> **TO-DO LIST**
1: List the Yearly Meetings in the United States to which Conservative Friends belong, according to the text on Conservative Friends.
2: Extend the text on Conservative Friends, picking up after its final sentence.

> **DOCUMENT TEXT**

##############################

Conservative Friends are members of a certain branch of the Religious Society of Friends (Quakers). In the United States of America, Conservative Friends belong to three Yearly Meetings, Ohio, North Carolina, and Iowa. English Friends affiliated with the Conservative branch tend to use the term Primitive, or (less frequently) Plain. There is no single unifying association of Conservative Friends, unlike three of the other branches of Quakerism in America, represented by Friends United Meeting, Evangelical Friends International, and Friends General Conference.
Characteristics of Conservative Friends
Conservative Friends are often seen as occupying a middle ground between the theologically liberal wing and the evangelical wing of the Society of Friends. Their origin is found in early 19th-century schisms, first with liberal, "Hicksite" Friends and then with evangelical-oriented "Gurneyite" Friends. In the latter schism, what are now called Conservative Friends were known as "Wilburite". Through the schisms, they sought continuity of traditional practices and theological emphases, over new ideas based on outside influences.
These Friends have tended to follow the overt customs of plain speech and dress more than other branches of the Society of Friends. While a minority of Conservative Friends wear traditional plain dress (it is not mandated), they are most associated today with that traditional Quaker folkway. Conservative Friends also maintain the type of business meeting which was in use among all branches of Friends until the middle of the twentieth century.
Each Yearly Meeting publishes a small book called The Discipline which includes the polity and beliefs of the body. This book is called by the more progressive members Faith and Practice, following the late-twentieth century example of liberal yearly meetings. The Discipline includes provisions for business organization; the naming of ministers, elders, and overseers; marriage procedures; and the Advices and Queries. The Queries are read on the local monthly meeting level, with the next higher levels (Quarterly and Yearly Meetings) summarizing the answers from the subordinate meetings.
The Hicksite–Orthodox schism
Friends in the United States became divided during the early years of the nineteenth century.
In the mid-1820s, wealthy Friends in leadership positions in Quaker organizations in Philadelphia began to "express disunity" (openly disagree) with the ministry of Elias Hicks, a rural traveling minister from Long Island, New York, whose ministry emphasized direct experience of God over reliance on scripture. Hicks himself was concerned that urban, successful and wealthy Friends particularly in Philadelphia but also in the United Kingdom had strayed from the testimonies and early practices of Friends. Of particular concern to Hicksite Friends was the adoption of Protestant notions of the authority of scripture over the Light of the Inward Christ, endorsement of justification and sanctification over the more traditional Quaker sense of gradual convincement, and the use of Trinitarian language.

##############################

> **DATA SHOWN**
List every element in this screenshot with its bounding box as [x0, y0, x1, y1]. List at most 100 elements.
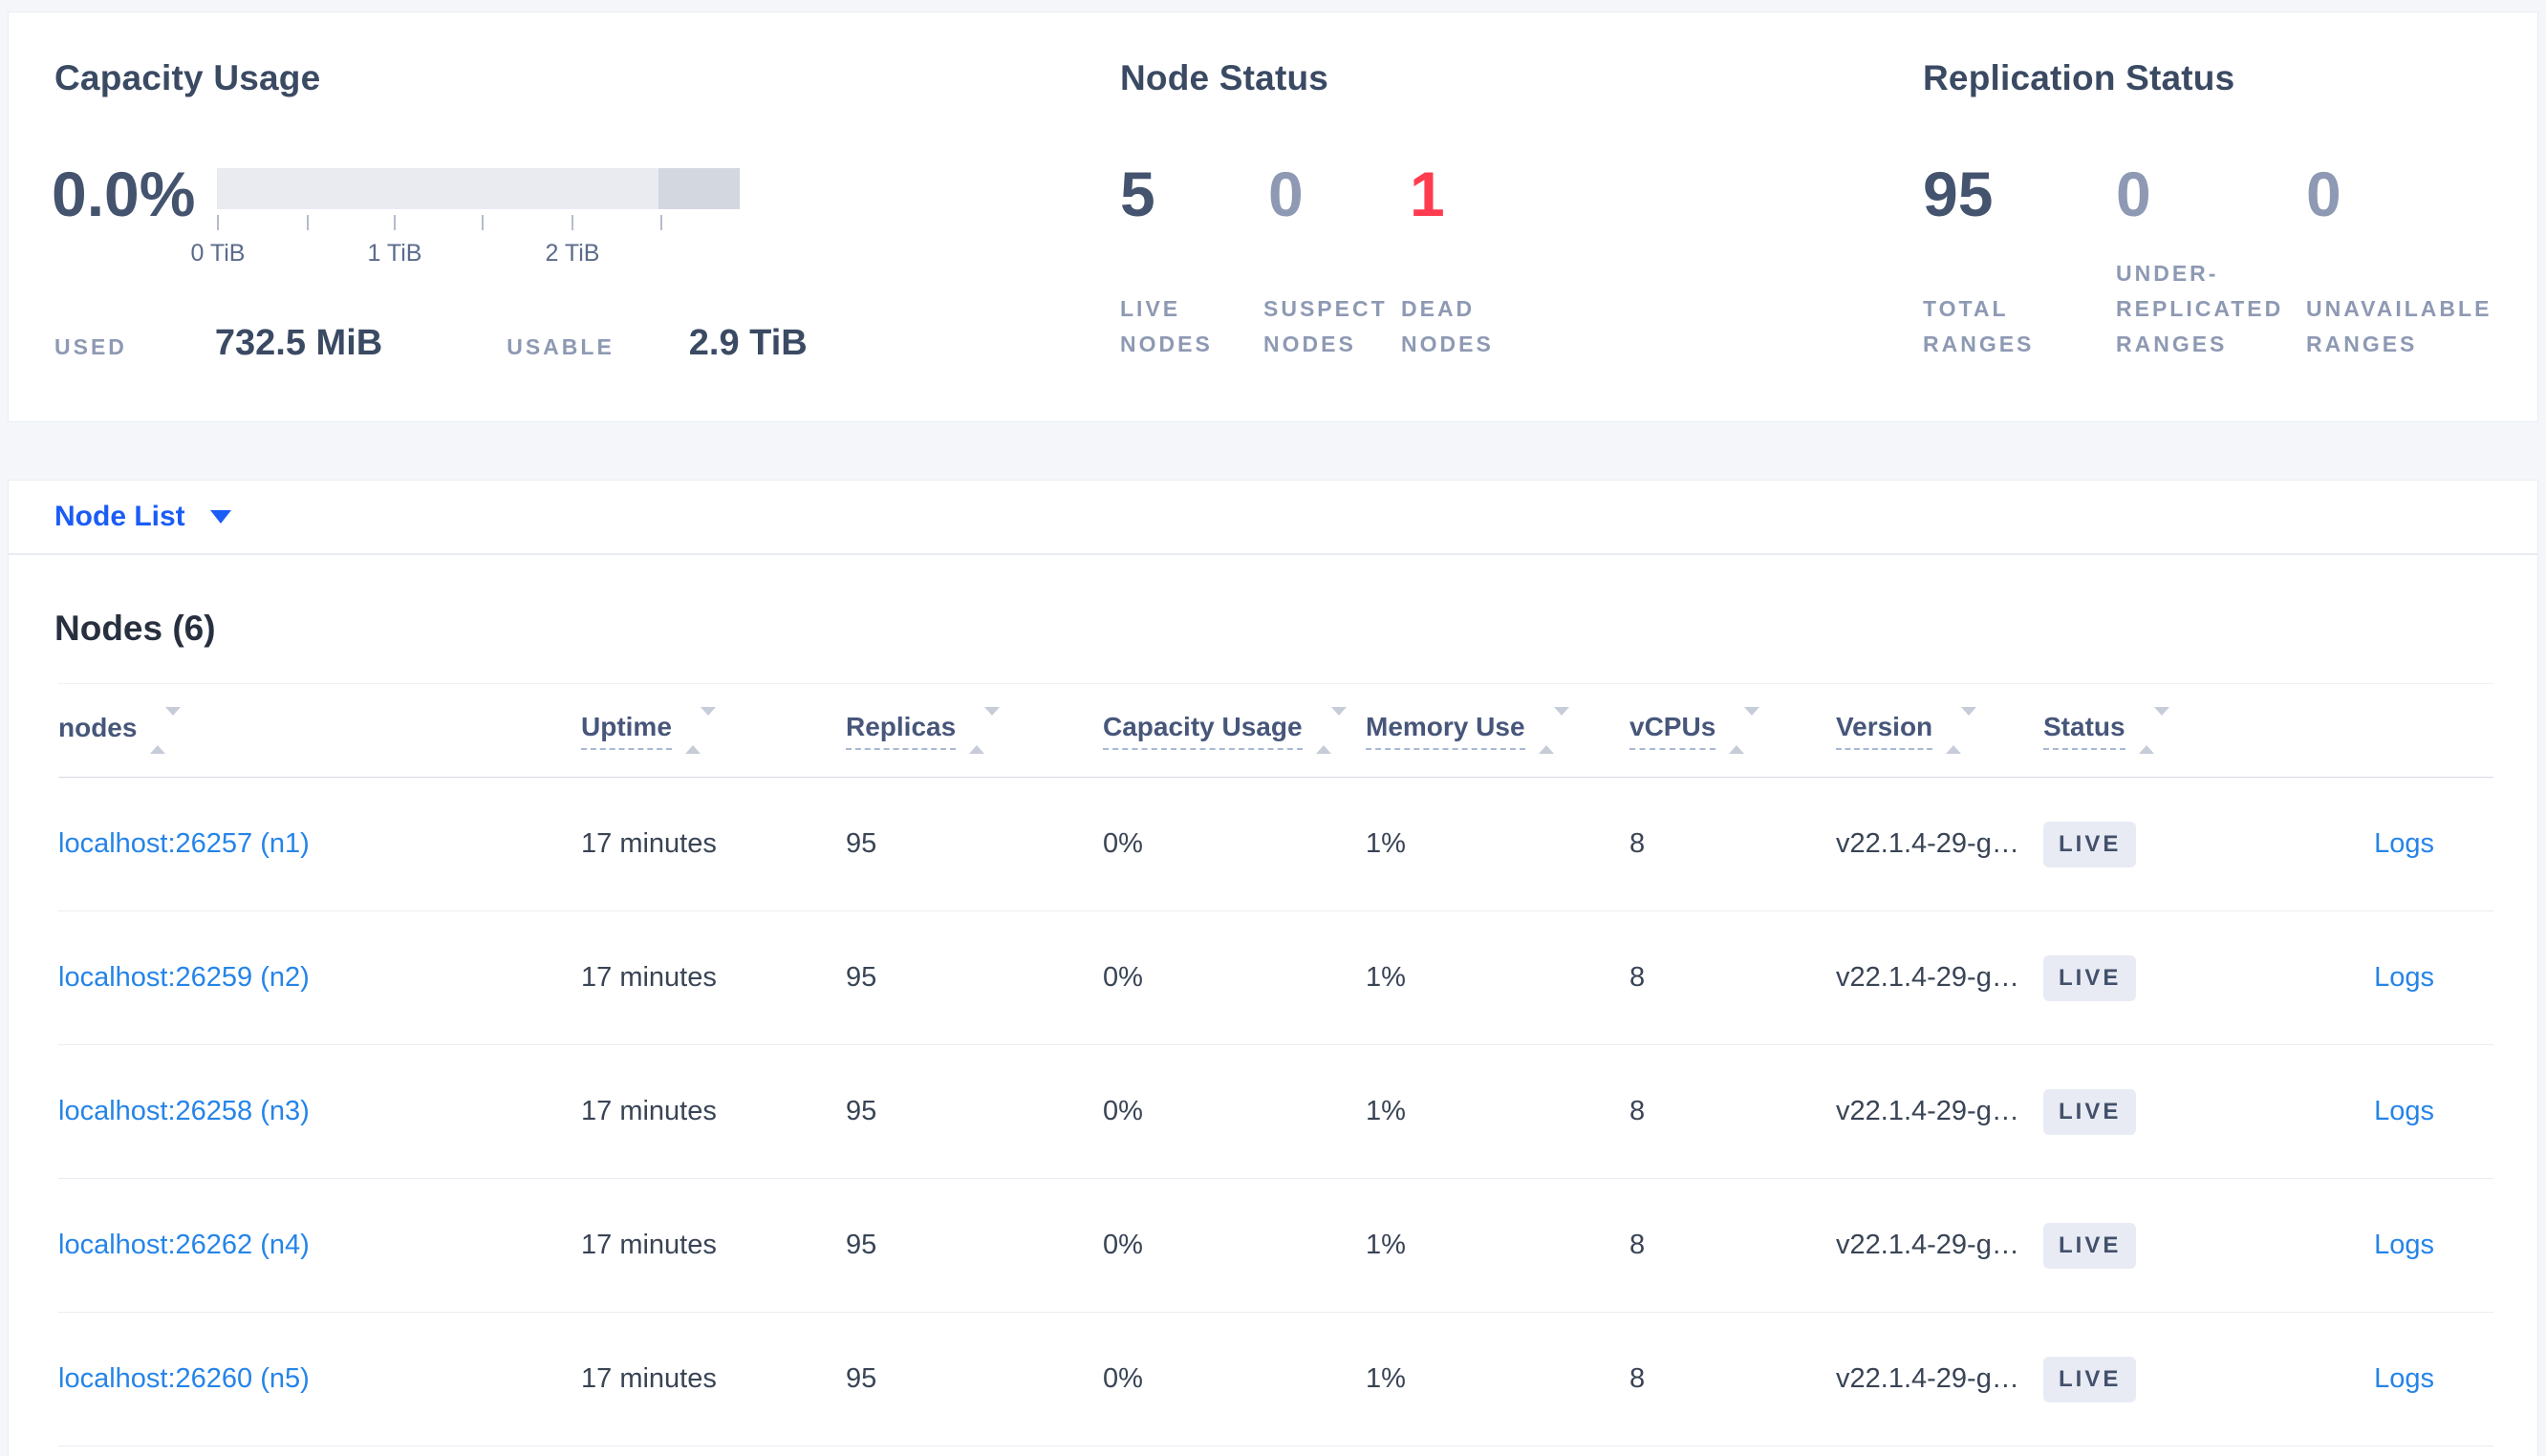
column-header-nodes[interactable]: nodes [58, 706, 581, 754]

##############################

> **ANSWERS TO THE EXERCISES**
1: Ohio, North Carolina, Iowa

2:
Also of concern for both sides was the relative authority of the Yearly Meeting (favored by the Orthodox) and the Monthly Meetings (favored by Hicksite Friends). Hicks, who like his followers was from rural farming stock, was adamant that Friends stay a "peculiar people" behind the "hedge" of Quaker plainness while the Orthodox Friends were eager to integrate with modern urban society. Both groups were active in traditional Friends social justice movements, such as the abolition of slavery and right ordered care for the mentally ill.
Orthodox Friends ministers, Joseph Hoag and Stephen Grellet, spoke widely about statements made by Hicks in ministry which suggested that portions of the Bible were not accurate, particularly Hicks's view that the virgin birth was historically suspect and not necessary to salvation. Hicks always maintained that he spoke the words given him by God in what Friends called immediate revelation much as did the early Friends, but this proved unacceptable to Orthodox Quakers drawn to Protestant forms. Hicksite Quakers left PYM (1827–28) to form a new Yearly Meeting, with other yearly meetings soon to follow in division.
Many scholars have written about various aspects of these controversies. A good short summary is Larry Kuenning's "Quaker Theologies in the 19th Century Separations", but for more depth, see H. Larry Ingle, Quakers in Conflict: The Hicksite Reformation (Philadelphia: Pendle Hill, 1998).
Second (Gurneyite–Wilburite) separation
Within a decade, a rift was beginning to divide the Orthodox coalition. Most ministers and elders were placing additional emphasis upon the writings of the earliest Friends (called at the time the "primitive" Friends), while other Friends were becoming influenced by the growing Evangelical movement, in particular a group of British Friends ministers associated to varying degrees with Isaac Crewdson and the Beacon movement which began in 1830 in England.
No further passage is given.